Check every line of the entries that follow, and copy the ones containing "collection".

● ● ● ● ● ● ●

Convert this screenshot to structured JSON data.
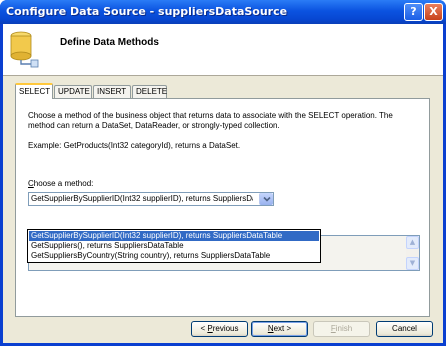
{
  "window": {
    "title": "Configure Data Source - suppliersDataSource",
    "help_glyph": "?",
    "close_glyph": "X"
  },
  "header": {
    "title": "Define Data Methods",
    "icon": "database-icon"
  },
  "tabs": [
    {
      "label": "SELECT",
      "active": true
    },
    {
      "label": "UPDATE",
      "active": false
    },
    {
      "label": "INSERT",
      "active": false
    },
    {
      "label": "DELETE",
      "active": false
    }
  ],
  "select_tab": {
    "description": "Choose a method of the business object that returns data to associate with the SELECT operation. The method can return a DataSet, DataReader, or strongly-typed collection.",
    "example": "Example: GetProducts(Int32 categoryId), returns a DataSet.",
    "choose_label_accel": "C",
    "choose_label_rest": "hoose a method:",
    "method_combo": {
      "selected": "GetSupplierBySupplierID(Int32 supplierID), returns SuppliersDataTable"
    },
    "dropdown_options": [
      {
        "label": "GetSupplierBySupplierID(Int32 supplierID), returns SuppliersDataTable",
        "selected": true
      },
      {
        "label": "GetSuppliers(), returns SuppliersDataTable",
        "selected": false
      },
      {
        "label": "GetSuppliersByCountry(String country), returns SuppliersDataTable",
        "selected": false
      }
    ]
  },
  "footer": {
    "previous": {
      "lead": "< ",
      "accel": "P",
      "rest": "revious"
    },
    "next": {
      "accel": "N",
      "rest": "ext >"
    },
    "finish": {
      "accel": "F",
      "rest": "inish"
    },
    "cancel": "Cancel"
  },
  "colors": {
    "titlebar": "#0b53e0",
    "selection": "#316ac5",
    "tab_highlight": "#ffc83c"
  }
}
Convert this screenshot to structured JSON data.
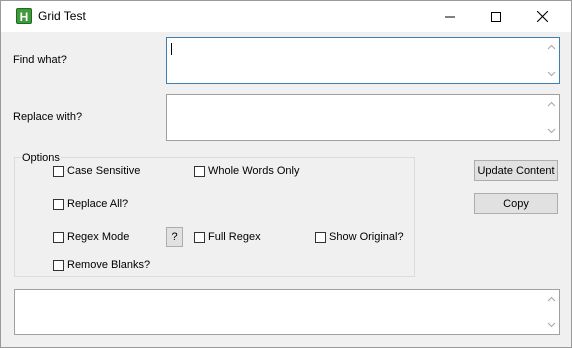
{
  "window": {
    "title": "Grid Test",
    "icon_letter": "H"
  },
  "titlebar_buttons": [
    "minimize-icon",
    "maximize-icon",
    "close-icon"
  ],
  "fields": {
    "find_label": "Find what?",
    "find_value": "",
    "replace_label": "Replace with?",
    "replace_value": "",
    "output_value": ""
  },
  "options": {
    "group_title": "Options",
    "case_sensitive": "Case Sensitive",
    "whole_words_only": "Whole Words Only",
    "replace_all": "Replace All?",
    "regex_mode": "Regex Mode",
    "regex_help": "?",
    "full_regex": "Full Regex",
    "show_original": "Show Original?",
    "remove_blanks": "Remove Blanks?"
  },
  "buttons": {
    "update_content": "Update Content",
    "copy": "Copy"
  },
  "colors": {
    "focus_border": "#3c7fb1",
    "app_icon": "#3f9a3a"
  }
}
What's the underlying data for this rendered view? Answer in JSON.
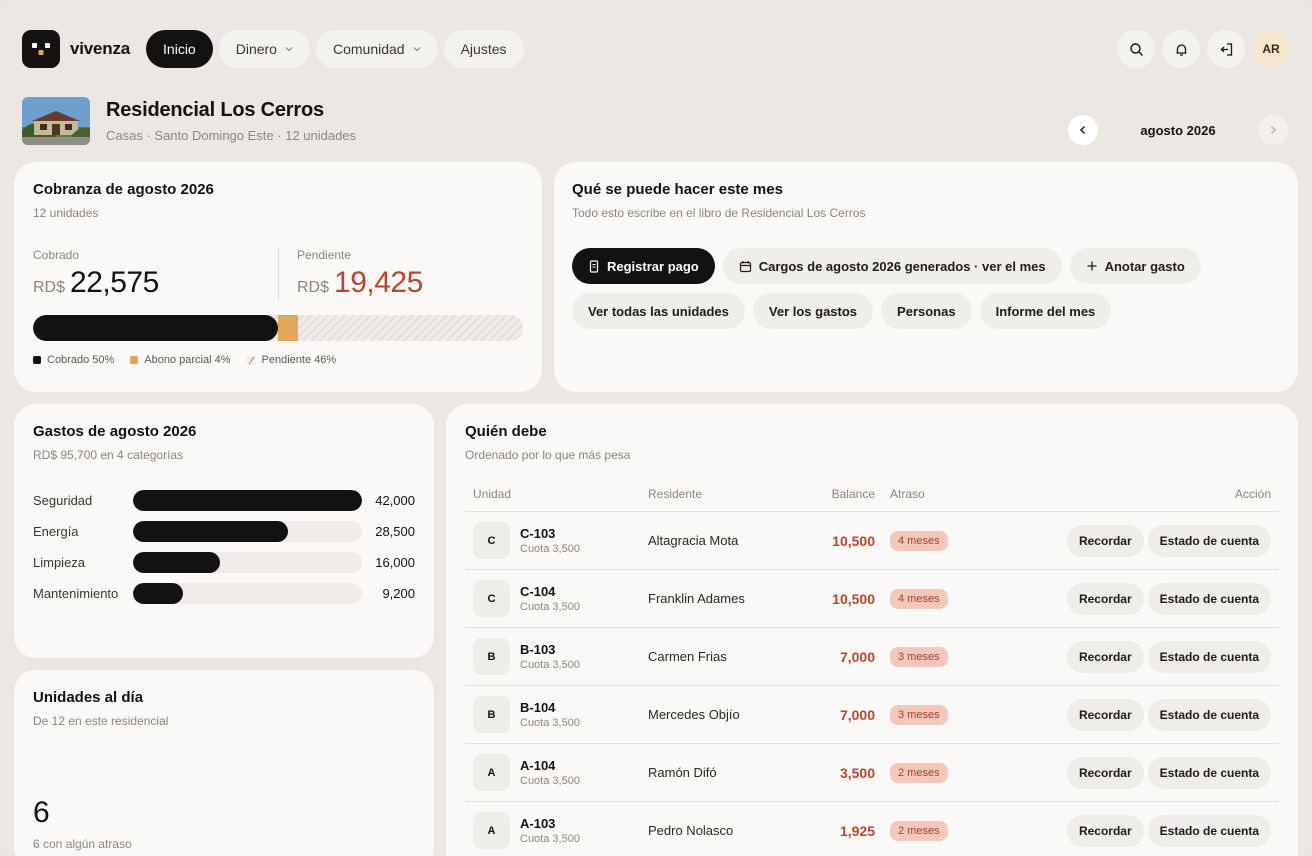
{
  "app": {
    "brand": "vivenza",
    "nav": [
      {
        "label": "Inicio",
        "active": true
      },
      {
        "label": "Dinero",
        "dropdown": true
      },
      {
        "label": "Comunidad",
        "dropdown": true
      },
      {
        "label": "Ajustes"
      }
    ],
    "avatar_initials": "AR"
  },
  "property": {
    "name": "Residencial Los Cerros",
    "subtitle": "Casas · Santo Domingo Este · 12 unidades",
    "month": "agosto 2026"
  },
  "collection": {
    "title": "Cobranza de agosto 2026",
    "subtitle": "12 unidades",
    "collected_label": "Cobrado",
    "pending_label": "Pendiente",
    "currency": "RD$",
    "collected_value": "22,575",
    "pending_value": "19,425",
    "paid_pct": 50,
    "partial_pct": 4,
    "pending_pct": 46,
    "legend": {
      "paid": "Cobrado 50%",
      "partial": "Abono parcial 4%",
      "pending": "Pendiente 46%"
    },
    "colors": {
      "paid": "#141210",
      "partial": "#e2a658",
      "pending_accent": "#b54630"
    }
  },
  "actions": {
    "title": "Qué se puede hacer este mes",
    "subtitle": "Todo esto escribe en el libro de Residencial Los Cerros",
    "items": [
      {
        "label": "Registrar pago",
        "icon": "receipt-icon",
        "primary": true
      },
      {
        "label": "Cargos de agosto 2026 generados · ver el mes",
        "icon": "calendar-icon"
      },
      {
        "label": "Anotar gasto",
        "icon": "plus-icon"
      },
      {
        "label": "Ver todas las unidades"
      },
      {
        "label": "Ver los gastos"
      },
      {
        "label": "Personas"
      },
      {
        "label": "Informe del mes"
      }
    ]
  },
  "expenses": {
    "title": "Gastos de agosto 2026",
    "subtitle": "RD$ 95,700 en 4 categorías",
    "max": 42000,
    "items": [
      {
        "label": "Seguridad",
        "value": 42000,
        "display": "42,000"
      },
      {
        "label": "Energía",
        "value": 28500,
        "display": "28,500"
      },
      {
        "label": "Limpieza",
        "value": 16000,
        "display": "16,000"
      },
      {
        "label": "Mantenimiento",
        "value": 9200,
        "display": "9,200"
      }
    ]
  },
  "up_to_date": {
    "title": "Unidades al día",
    "subtitle": "De 12 en este residencial",
    "value": "6",
    "note": "6 con algún atraso"
  },
  "debtors": {
    "title": "Quién debe",
    "subtitle": "Ordenado por lo que más pesa",
    "headers": {
      "unit": "Unidad",
      "resident": "Residente",
      "balance": "Balance",
      "late": "Atraso",
      "action": "Acción"
    },
    "remind_label": "Recordar",
    "statement_label": "Estado de cuenta",
    "rows": [
      {
        "block": "C",
        "unit": "C-103",
        "fee": "Cuota 3,500",
        "resident": "Altagracia Mota",
        "balance": "10,500",
        "late": "4 meses"
      },
      {
        "block": "C",
        "unit": "C-104",
        "fee": "Cuota 3,500",
        "resident": "Franklin Adames",
        "balance": "10,500",
        "late": "4 meses"
      },
      {
        "block": "B",
        "unit": "B-103",
        "fee": "Cuota 3,500",
        "resident": "Carmen Frias",
        "balance": "7,000",
        "late": "3 meses"
      },
      {
        "block": "B",
        "unit": "B-104",
        "fee": "Cuota 3,500",
        "resident": "Mercedes Objío",
        "balance": "7,000",
        "late": "3 meses"
      },
      {
        "block": "A",
        "unit": "A-104",
        "fee": "Cuota 3,500",
        "resident": "Ramón Difó",
        "balance": "3,500",
        "late": "2 meses"
      },
      {
        "block": "A",
        "unit": "A-103",
        "fee": "Cuota 3,500",
        "resident": "Pedro Nolasco",
        "balance": "1,925",
        "late": "2 meses"
      }
    ]
  }
}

● ● ● ● ● ● ●

COMPLETED TASK
    "description": "Choose a method of the business object that returns data to associate with the SELECT operation. The method can return a DataSet, DataReader, or strongly-typed collection.",
  "collection": {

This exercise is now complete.